Task brief = Tally every line of the listing below that holds "text", then give the tally alone.

** Begin Given data **

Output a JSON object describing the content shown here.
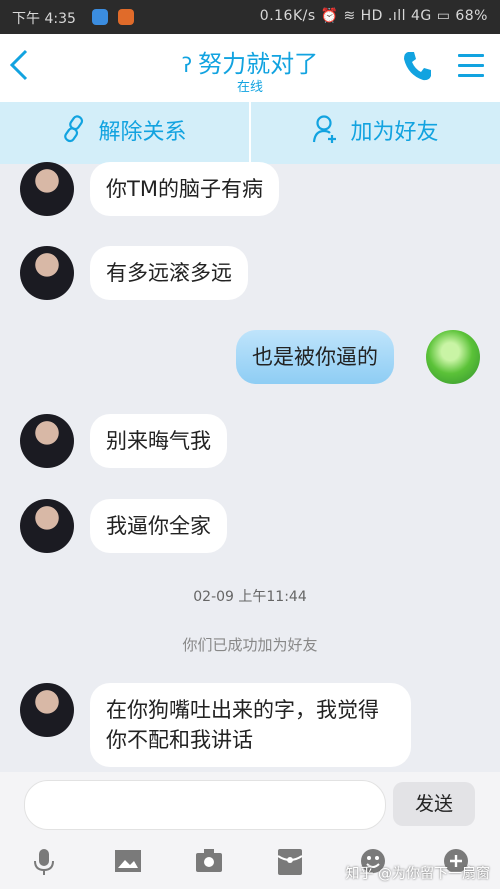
{
  "status": {
    "time": "下午 4:35",
    "right": "0.16K/s ⏰ ≋ HD .ıll 4G ▭ 68%"
  },
  "header": {
    "title": "努力就对了",
    "subtitle": "在线"
  },
  "actions": {
    "unbind": "解除关系",
    "add_friend": "加为好友"
  },
  "messages": [
    {
      "side": "left",
      "text": "你TM的脑子有病"
    },
    {
      "side": "left",
      "text": "有多远滚多远"
    },
    {
      "side": "right",
      "text": "也是被你逼的"
    },
    {
      "side": "left",
      "text": "别来晦气我"
    },
    {
      "side": "left",
      "text": "我逼你全家"
    },
    {
      "side": "left",
      "text": "在你狗嘴吐出来的字，我觉得你不配和我讲话"
    }
  ],
  "timestamp": "02-09 上午11:44",
  "system_message": "你们已成功加为好友",
  "composer": {
    "placeholder": "",
    "send_label": "发送"
  },
  "watermark": "知乎 @为你留下一扇窗",
  "colors": {
    "accent": "#12a3e0",
    "action_bg": "#d3eef9"
  }
}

** End Given data **

Response to the exercise = 6